* begin Records for processing *

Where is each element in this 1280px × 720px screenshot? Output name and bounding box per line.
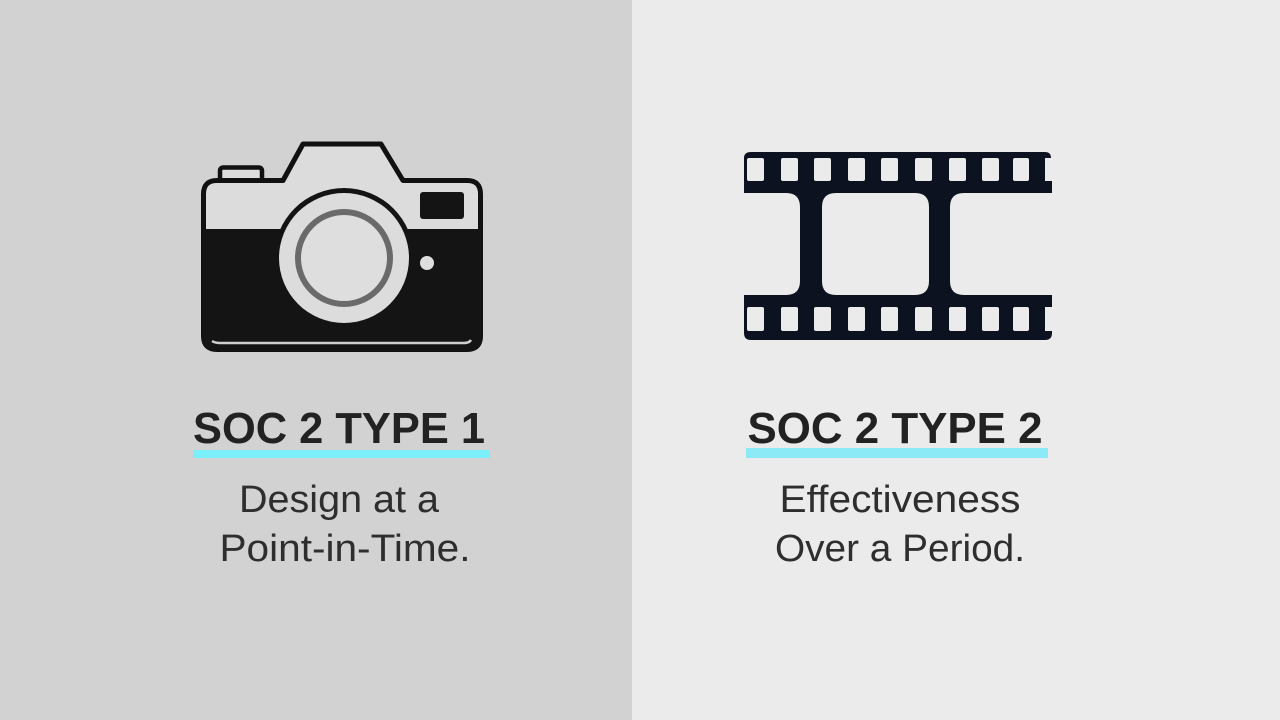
panel: SOC 2 Type 1 (0, 0, 632, 720)
camera base highlight (212, 340, 471, 343)
description: Type 2: Over a Period. (775, 528, 1025, 570)
film bottom perforations (747, 307, 1053, 331)
camera lower dark section (203, 229, 481, 351)
description: Type 1: Design at a (239, 479, 440, 521)
description: Type 2 (775, 479, 1025, 570)
camera viewfinder (420, 192, 464, 219)
icon: camera (203, 144, 481, 351)
camera shutter button (220, 168, 262, 184)
heading: SOC 2 Type 2: SOC 2 TYPE 2 (748, 404, 1042, 453)
panel: right background (632, 0, 1280, 720)
heading underline (193, 450, 490, 458)
description: Type 1: Point-in-Time. (220, 528, 470, 570)
description: Type 2: Effectiveness (780, 479, 1020, 521)
panel: SOC 2 Type 2 (744, 152, 1053, 570)
description: Type 1 (220, 479, 470, 570)
camera lens (274, 188, 414, 328)
film top perforations (747, 158, 1053, 181)
camera body (204, 144, 480, 350)
heading underline (746, 448, 1048, 458)
camera flash dot (420, 256, 434, 270)
icon: film strip (744, 152, 1053, 340)
heading: SOC 2 Type 1: SOC 2 TYPE 1 (193, 404, 485, 453)
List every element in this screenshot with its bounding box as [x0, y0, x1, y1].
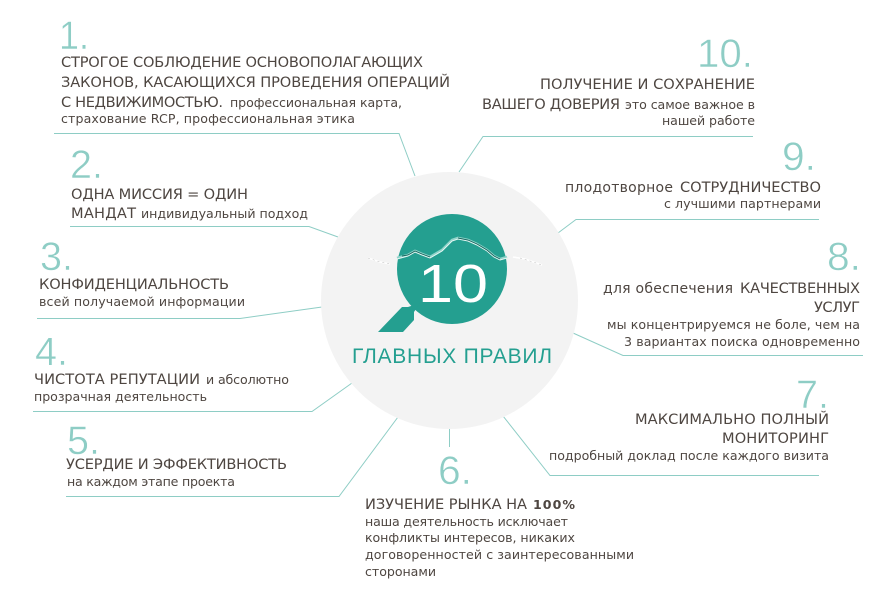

* end Records for processing *

| What you are asked to do |
Rewrite every entry above with "bounding box" swapped for "box coordinates" and all other wording left as is. Omit the pictures from your answer.

| Expected answer |
Where is each element in this 1280px × 720px screenshot? Output name and box coordinates per line.
panel: SOC 2 Type 1 (0, 0, 632, 720)
camera base highlight (212, 340, 471, 343)
description: Type 2: Over a Period. (775, 528, 1025, 570)
film bottom perforations (747, 307, 1053, 331)
camera lower dark section (203, 229, 481, 351)
description: Type 1: Design at a (239, 479, 440, 521)
description: Type 2 (775, 479, 1025, 570)
camera viewfinder (420, 192, 464, 219)
icon: camera (203, 144, 481, 351)
camera shutter button (220, 168, 262, 184)
heading: SOC 2 Type 2: SOC 2 TYPE 2 (748, 404, 1042, 453)
panel: right background (632, 0, 1280, 720)
heading underline (193, 450, 490, 458)
description: Type 1: Point-in-Time. (220, 528, 470, 570)
description: Type 2: Effectiveness (780, 479, 1020, 521)
panel: SOC 2 Type 2 (744, 152, 1053, 570)
description: Type 1 (220, 479, 470, 570)
camera lens (274, 188, 414, 328)
film top perforations (747, 158, 1053, 181)
camera body (204, 144, 480, 350)
heading underline (746, 448, 1048, 458)
camera flash dot (420, 256, 434, 270)
icon: film strip (744, 152, 1053, 340)
heading: SOC 2 Type 1: SOC 2 TYPE 1 (193, 404, 485, 453)
List every element in this screenshot with its box coordinates as [x0, y0, x1, y1].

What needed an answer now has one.